# PROBLEM DESCRIPTION
Give the data again, word for word.

(Stored data entries)
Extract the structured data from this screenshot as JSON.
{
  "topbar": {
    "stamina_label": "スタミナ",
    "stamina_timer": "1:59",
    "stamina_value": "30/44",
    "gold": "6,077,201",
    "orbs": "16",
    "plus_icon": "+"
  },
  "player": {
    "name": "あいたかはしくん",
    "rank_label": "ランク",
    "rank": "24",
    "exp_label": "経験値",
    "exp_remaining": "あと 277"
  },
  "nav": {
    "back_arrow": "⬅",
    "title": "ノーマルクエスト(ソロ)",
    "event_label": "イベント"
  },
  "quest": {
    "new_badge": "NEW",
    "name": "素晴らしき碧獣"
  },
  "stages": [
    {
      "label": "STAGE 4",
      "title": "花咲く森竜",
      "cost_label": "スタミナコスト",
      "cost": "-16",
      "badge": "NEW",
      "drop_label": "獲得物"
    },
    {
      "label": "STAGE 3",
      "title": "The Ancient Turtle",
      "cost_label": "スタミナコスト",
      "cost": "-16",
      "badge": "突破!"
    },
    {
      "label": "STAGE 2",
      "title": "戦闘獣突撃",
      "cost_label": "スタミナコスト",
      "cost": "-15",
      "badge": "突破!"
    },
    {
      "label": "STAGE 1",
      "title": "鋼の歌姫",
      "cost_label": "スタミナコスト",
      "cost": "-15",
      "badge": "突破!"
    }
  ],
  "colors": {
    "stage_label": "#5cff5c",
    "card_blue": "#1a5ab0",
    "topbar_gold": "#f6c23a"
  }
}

# REPLY TO THE EXERCISE
Extract the structured data from this screenshot as JSON.
{
  "topbar": {
    "stamina_label": "スタミナ",
    "stamina_timer": "1:59",
    "stamina_value": "30/44",
    "gold": "6,077,201",
    "orbs": "16",
    "plus_icon": "+"
  },
  "player": {
    "name": "あいたかはしくん",
    "rank_label": "ランク",
    "rank": "24",
    "exp_label": "経験値",
    "exp_remaining": "あと 277"
  },
  "nav": {
    "back_arrow": "⬅",
    "title": "ノーマルクエスト(ソロ)",
    "event_label": "イベント"
  },
  "quest": {
    "new_badge": "NEW",
    "name": "素晴らしき碧獣"
  },
  "stages": [
    {
      "label": "STAGE 4",
      "title": "花咲く森竜",
      "cost_label": "スタミナコスト",
      "cost": "-16",
      "badge": "NEW",
      "drop_label": "獲得物"
    },
    {
      "label": "STAGE 3",
      "title": "The Ancient Turtle",
      "cost_label": "スタミナコスト",
      "cost": "-16",
      "badge": "突破!"
    },
    {
      "label": "STAGE 2",
      "title": "戦闘獣突撃",
      "cost_label": "スタミナコスト",
      "cost": "-15",
      "badge": "突破!"
    },
    {
      "label": "STAGE 1",
      "title": "鋼の歌姫",
      "cost_label": "スタミナコスト",
      "cost": "-15",
      "badge": "突破!"
    }
  ],
  "colors": {
    "stage_label": "#5cff5c",
    "card_blue": "#1a5ab0",
    "topbar_gold": "#f6c23a"
  }
}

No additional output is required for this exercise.